[START]
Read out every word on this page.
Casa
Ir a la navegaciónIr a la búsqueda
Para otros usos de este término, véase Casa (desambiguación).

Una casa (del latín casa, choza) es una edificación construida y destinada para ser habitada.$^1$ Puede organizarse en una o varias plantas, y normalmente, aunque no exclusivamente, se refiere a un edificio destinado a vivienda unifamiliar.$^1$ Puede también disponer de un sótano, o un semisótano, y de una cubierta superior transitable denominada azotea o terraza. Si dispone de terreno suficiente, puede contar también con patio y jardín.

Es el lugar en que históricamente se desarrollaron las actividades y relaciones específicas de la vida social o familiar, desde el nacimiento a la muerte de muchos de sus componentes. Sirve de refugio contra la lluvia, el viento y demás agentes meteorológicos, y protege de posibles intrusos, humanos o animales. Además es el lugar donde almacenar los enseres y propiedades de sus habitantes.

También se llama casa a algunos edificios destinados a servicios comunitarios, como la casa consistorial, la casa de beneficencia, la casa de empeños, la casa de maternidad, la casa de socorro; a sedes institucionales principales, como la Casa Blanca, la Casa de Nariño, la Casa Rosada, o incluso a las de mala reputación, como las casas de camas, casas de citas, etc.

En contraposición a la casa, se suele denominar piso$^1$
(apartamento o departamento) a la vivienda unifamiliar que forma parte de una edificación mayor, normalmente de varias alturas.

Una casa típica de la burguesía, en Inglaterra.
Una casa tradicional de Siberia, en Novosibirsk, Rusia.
[END]
#### Set task:
Repeat every entry word for word.

#### Expected answer:
Read out every word on this page.
Casa
Ir a la navegaciónIr a la búsqueda
Para otros usos de este término, véase Casa (desambiguación).

Una casa (del latín casa, choza) es una edificación construida y destinada para ser habitada.$^1$ Puede organizarse en una o varias plantas, y normalmente, aunque no exclusivamente, se refiere a un edificio destinado a vivienda unifamiliar.$^1$ Puede también disponer de un sótano, o un semisótano, y de una cubierta superior transitable denominada azotea o terraza. Si dispone de terreno suficiente, puede contar también con patio y jardín.

Es el lugar en que históricamente se desarrollaron las actividades y relaciones específicas de la vida social o familiar, desde el nacimiento a la muerte de muchos de sus componentes. Sirve de refugio contra la lluvia, el viento y demás agentes meteorológicos, y protege de posibles intrusos, humanos o animales. Además es el lugar donde almacenar los enseres y propiedades de sus habitantes.

También se llama casa a algunos edificios destinados a servicios comunitarios, como la casa consistorial, la casa de beneficencia, la casa de empeños, la casa de maternidad, la casa de socorro; a sedes institucionales principales, como la Casa Blanca, la Casa de Nariño, la Casa Rosada, o incluso a las de mala reputación, como las casas de camas, casas de citas, etc.

En contraposición a la casa, se suele denominar piso$^1$
(apartamento o departamento) a la vivienda unifamiliar que forma parte de una edificación mayor, normalmente de varias alturas.

Una casa típica de la burguesía, en Inglaterra.
Una casa tradicional de Siberia, en Novosibirsk, Rusia.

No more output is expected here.